**Your task**
Copy the material that follows word for word and omit its pictures.

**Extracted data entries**

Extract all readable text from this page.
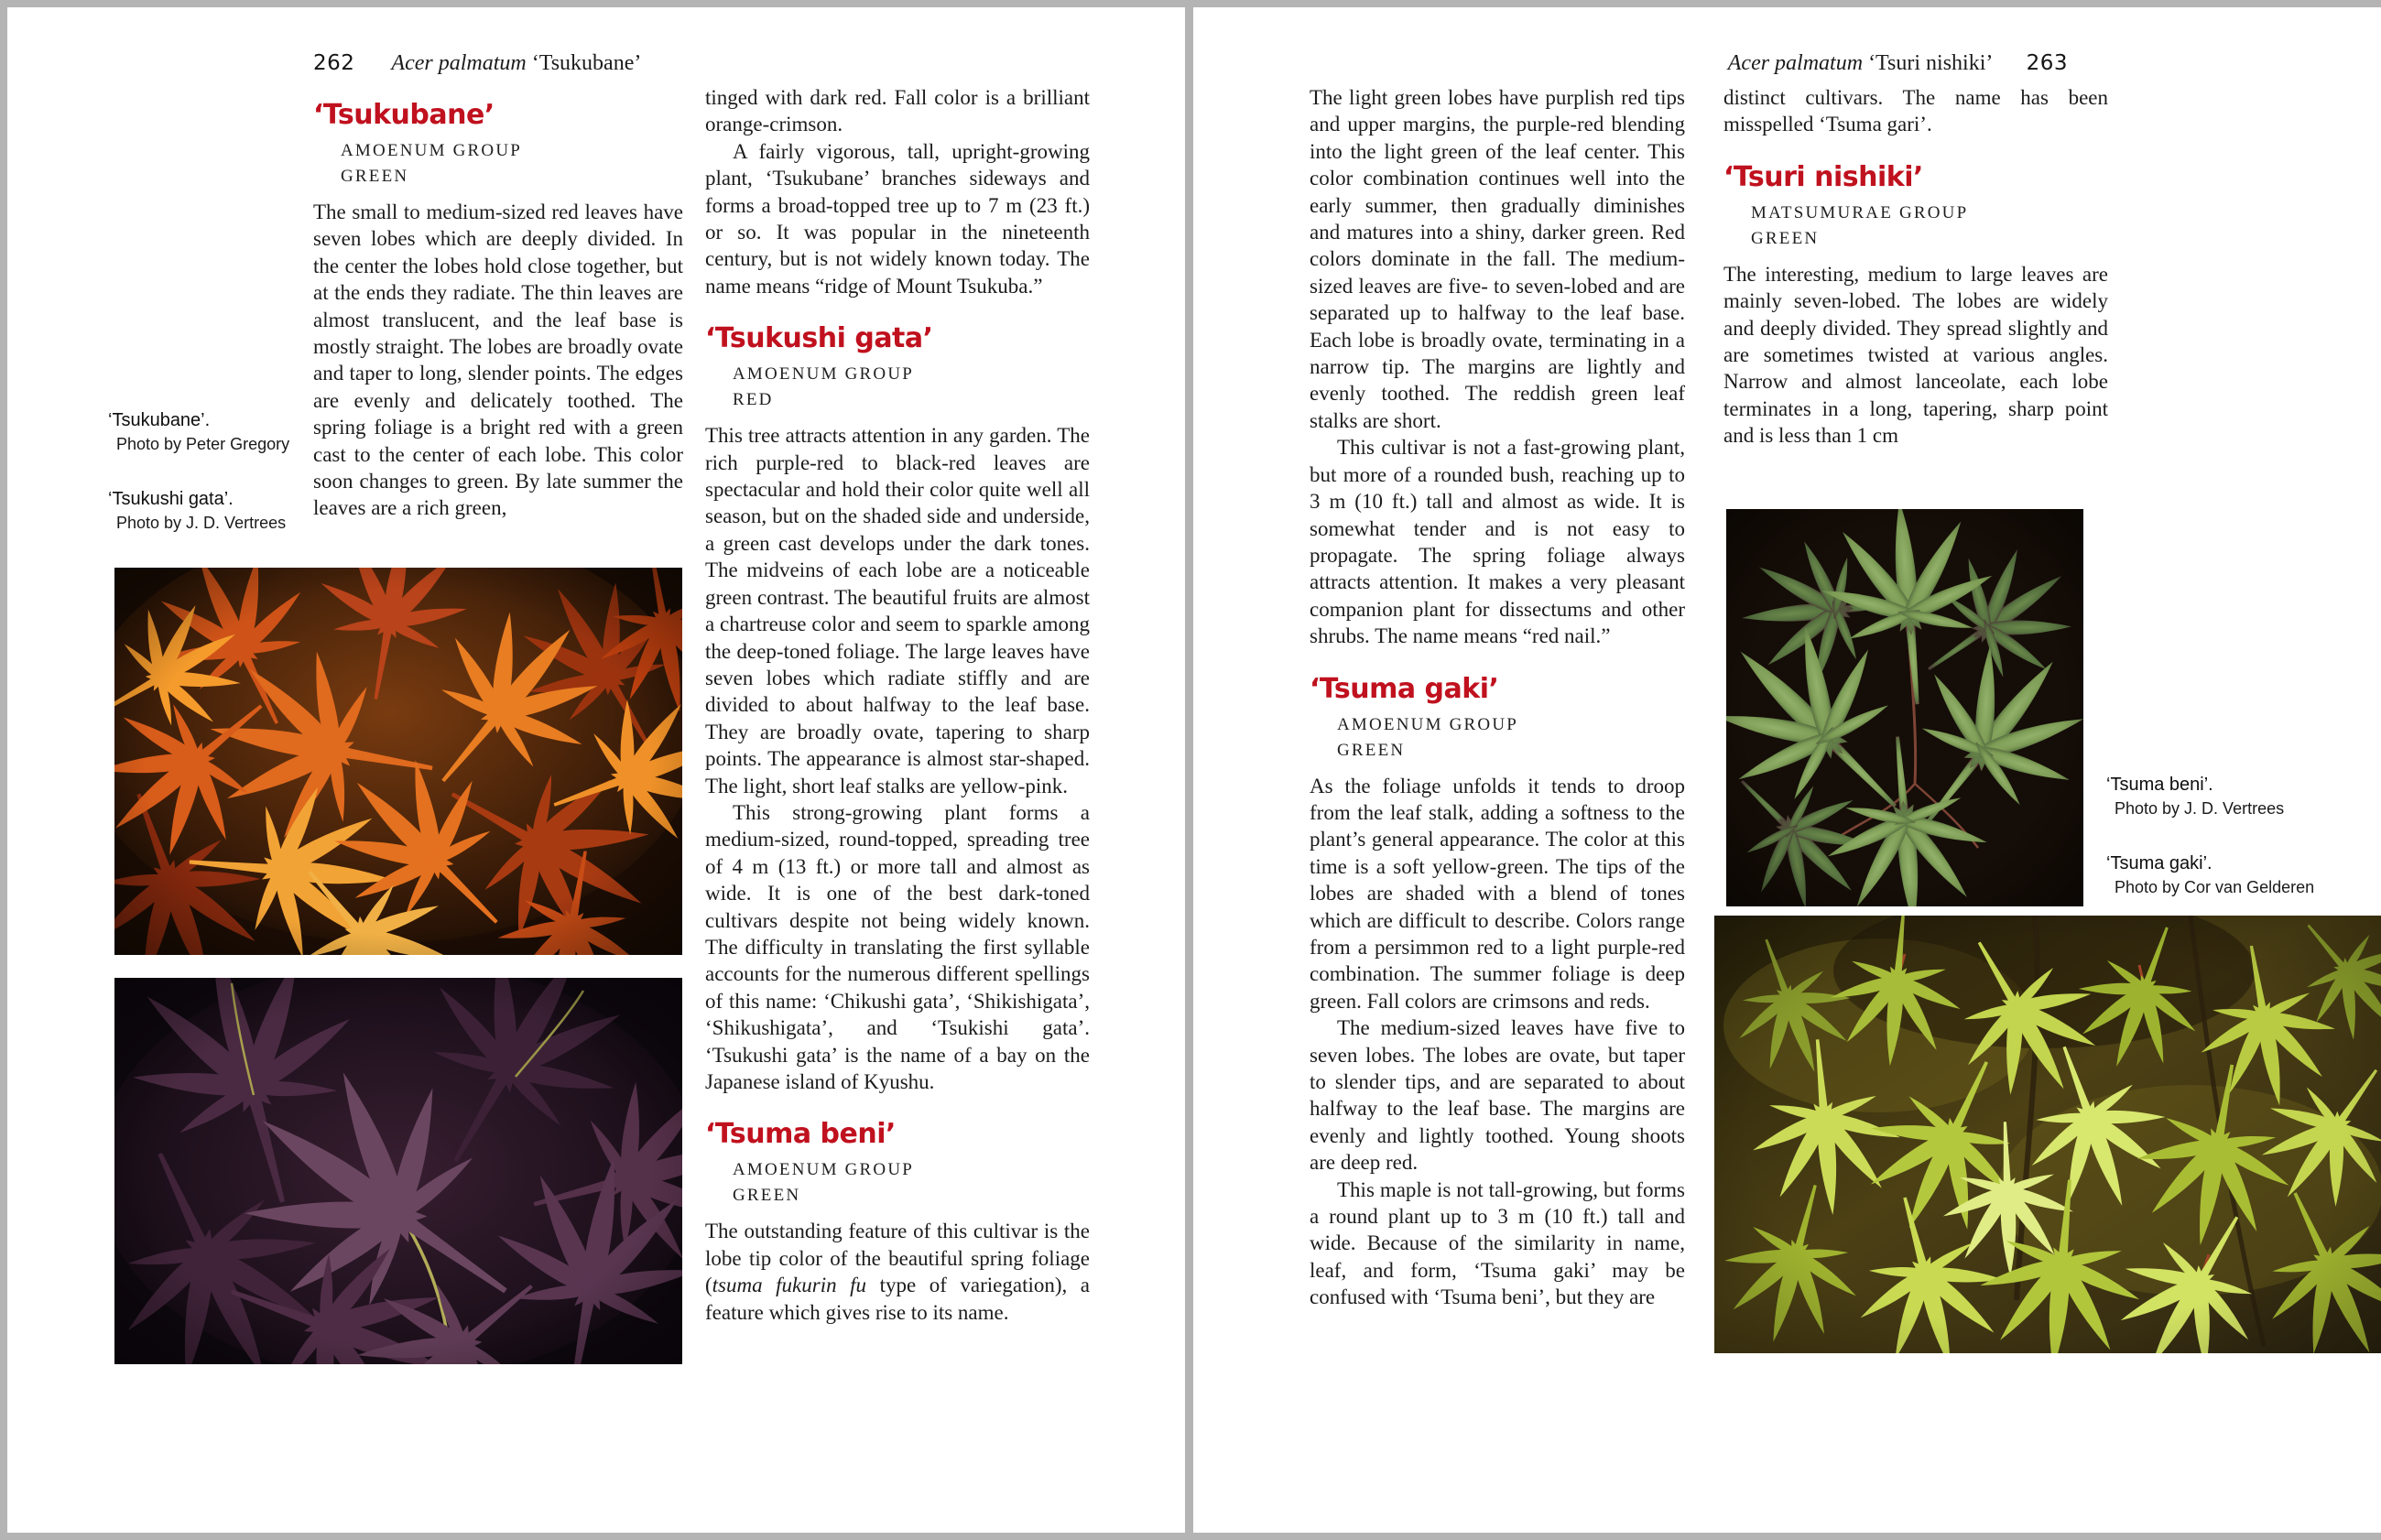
262 Acer palmatum ‘Tsukubane’
‘Tsukubane’
AMOENUM GROUP
GREEN

The small to medium-sized red leaves have seven lobes which are deeply divided. In the center the lobes hold close together, but at the ends they radiate. The thin leaves are almost translucent, and the leaf base is mostly straight. The lobes are broadly ovate and taper to long, slender points. The edges are evenly and delicately toothed. The spring foliage is a bright red with a green cast to the center of each lobe. This color soon changes to green. By late summer the leaves are a rich green,

‘Tsukubane’.
Photo by Peter Gregory
‘Tsukushi gata’.
Photo by J. D. Vertrees

tinged with dark red. Fall color is a brilliant orange-crimson.

A fairly vigorous, tall, upright-growing plant, ‘Tsukubane’ branches sideways and forms a broad-topped tree up to 7 m (23 ft.) or so. It was popular in the nineteenth century, but is not widely known today. The name means “ridge of Mount Tsukuba.”

‘Tsukushi gata’
AMOENUM GROUP
RED

This tree attracts attention in any garden. The rich purple-red to black-red leaves are spectacular and hold their color quite well all season, but on the shaded side and underside, a green cast develops under the dark tones. The midveins of each lobe are a noticeable green contrast. The beautiful fruits are almost a chartreuse color and seem to sparkle among the deep-toned foliage. The large leaves have seven lobes which radiate stiffly and are divided to about halfway to the leaf base. They are broadly ovate, tapering to sharp points. The appearance is almost star-shaped. The light, short leaf stalks are yellow-pink.

This strong-growing plant forms a medium-sized, round-topped, spreading tree of 4 m (13 ft.) or more tall and almost as wide. It is one of the best dark-toned cultivars despite not being widely known. The difficulty in translating the first syllable accounts for the numerous different spellings of this name: ‘Chikushi gata’, ‘Shikishigata’, ‘Shikushigata’, and ‘Tsukishi gata’. ‘Tsukushi gata’ is the name of a bay on the Japanese island of Kyushu.

‘Tsuma beni’
AMOENUM GROUP
GREEN

The outstanding feature of this cultivar is the lobe tip color of the beautiful spring foliage (tsuma fukurin fu type of variegation), a feature which gives rise to its name.

Acer palmatum ‘Tsuri nishiki’ 263

The light green lobes have purplish red tips and upper margins, the purple-red blending into the light green of the leaf center. This color combination continues well into the early summer, then gradually diminishes and matures into a shiny, darker green. Red colors dominate in the fall. The medium-sized leaves are five- to seven-lobed and are separated up to halfway to the leaf base. Each lobe is broadly ovate, terminating in a narrow tip. The margins are lightly and evenly toothed. The reddish green leaf stalks are short.

This cultivar is not a fast-growing plant, but more of a rounded bush, reaching up to 3 m (10 ft.) tall and almost as wide. It is somewhat tender and is not easy to propagate. The spring foliage always attracts attention. It makes a very pleasant companion plant for dissectums and other shrubs. The name means “red nail.”

‘Tsuma gaki’
AMOENUM GROUP
GREEN

As the foliage unfolds it tends to droop from the leaf stalk, adding a softness to the plant’s general appearance. The color at this time is a soft yellow-green. The tips of the lobes are shaded with a blend of tones which are difficult to describe. Colors range from a persimmon red to a light purple-red combination. The summer foliage is deep green. Fall colors are crimsons and reds.

The medium-sized leaves have five to seven lobes. The lobes are ovate, but taper to slender tips, and are separated to about halfway to the leaf base. The margins are evenly and lightly toothed. Young shoots are deep red.

This maple is not tall-growing, but forms a round plant up to 3 m (10 ft.) tall and wide. Because of the similarity in name, leaf, and form, ‘Tsuma gaki’ may be confused with ‘Tsuma beni’, but they are

distinct cultivars. The name has been misspelled ‘Tsuma gari’.

‘Tsuri nishiki’
MATSUMURAE GROUP
GREEN

The interesting, medium to large leaves are mainly seven-lobed. The lobes are widely and deeply divided. They spread slightly and are sometimes twisted at various angles. Narrow and almost lanceolate, each lobe terminates in a long, tapering, sharp point and is less than 1 cm

‘Tsuma beni’.
Photo by J. D. Vertrees
‘Tsuma gaki’.
Photo by Cor van Gelderen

**Response to this exercise**
Extract all readable text from this page.
262 Acer palmatum ‘Tsukubane’
‘Tsukubane’
AMOENUM GROUP
GREEN

The small to medium-sized red leaves have seven lobes which are deeply divided. In the center the lobes hold close together, but at the ends they radiate. The thin leaves are almost translucent, and the leaf base is mostly straight. The lobes are broadly ovate and taper to long, slender points. The edges are evenly and delicately toothed. The spring foliage is a bright red with a green cast to the center of each lobe. This color soon changes to green. By late summer the leaves are a rich green,

‘Tsukubane’.
Photo by Peter Gregory
‘Tsukushi gata’.
Photo by J. D. Vertrees

tinged with dark red. Fall color is a brilliant orange-crimson.

A fairly vigorous, tall, upright-growing plant, ‘Tsukubane’ branches sideways and forms a broad-topped tree up to 7 m (23 ft.) or so. It was popular in the nineteenth century, but is not widely known today. The name means “ridge of Mount Tsukuba.”

‘Tsukushi gata’
AMOENUM GROUP
RED

This tree attracts attention in any garden. The rich purple-red to black-red leaves are spectacular and hold their color quite well all season, but on the shaded side and underside, a green cast develops under the dark tones. The midveins of each lobe are a noticeable green contrast. The beautiful fruits are almost a chartreuse color and seem to sparkle among the deep-toned foliage. The large leaves have seven lobes which radiate stiffly and are divided to about halfway to the leaf base. They are broadly ovate, tapering to sharp points. The appearance is almost star-shaped. The light, short leaf stalks are yellow-pink.

This strong-growing plant forms a medium-sized, round-topped, spreading tree of 4 m (13 ft.) or more tall and almost as wide. It is one of the best dark-toned cultivars despite not being widely known. The difficulty in translating the first syllable accounts for the numerous different spellings of this name: ‘Chikushi gata’, ‘Shikishigata’, ‘Shikushigata’, and ‘Tsukishi gata’. ‘Tsukushi gata’ is the name of a bay on the Japanese island of Kyushu.

‘Tsuma beni’
AMOENUM GROUP
GREEN

The outstanding feature of this cultivar is the lobe tip color of the beautiful spring foliage (tsuma fukurin fu type of variegation), a feature which gives rise to its name.

Acer palmatum ‘Tsuri nishiki’ 263

The light green lobes have purplish red tips and upper margins, the purple-red blending into the light green of the leaf center. This color combination continues well into the early summer, then gradually diminishes and matures into a shiny, darker green. Red colors dominate in the fall. The medium-sized leaves are five- to seven-lobed and are separated up to halfway to the leaf base. Each lobe is broadly ovate, terminating in a narrow tip. The margins are lightly and evenly toothed. The reddish green leaf stalks are short.

This cultivar is not a fast-growing plant, but more of a rounded bush, reaching up to 3 m (10 ft.) tall and almost as wide. It is somewhat tender and is not easy to propagate. The spring foliage always attracts attention. It makes a very pleasant companion plant for dissectums and other shrubs. The name means “red nail.”

‘Tsuma gaki’
AMOENUM GROUP
GREEN

As the foliage unfolds it tends to droop from the leaf stalk, adding a softness to the plant’s general appearance. The color at this time is a soft yellow-green. The tips of the lobes are shaded with a blend of tones which are difficult to describe. Colors range from a persimmon red to a light purple-red combination. The summer foliage is deep green. Fall colors are crimsons and reds.

The medium-sized leaves have five to seven lobes. The lobes are ovate, but taper to slender tips, and are separated to about halfway to the leaf base. The margins are evenly and lightly toothed. Young shoots are deep red.

This maple is not tall-growing, but forms a round plant up to 3 m (10 ft.) tall and wide. Because of the similarity in name, leaf, and form, ‘Tsuma gaki’ may be confused with ‘Tsuma beni’, but they are

distinct cultivars. The name has been misspelled ‘Tsuma gari’.

‘Tsuri nishiki’
MATSUMURAE GROUP
GREEN

The interesting, medium to large leaves are mainly seven-lobed. The lobes are widely and deeply divided. They spread slightly and are sometimes twisted at various angles. Narrow and almost lanceolate, each lobe terminates in a long, tapering, sharp point and is less than 1 cm

‘Tsuma beni’.
Photo by J. D. Vertrees
‘Tsuma gaki’.
Photo by Cor van Gelderen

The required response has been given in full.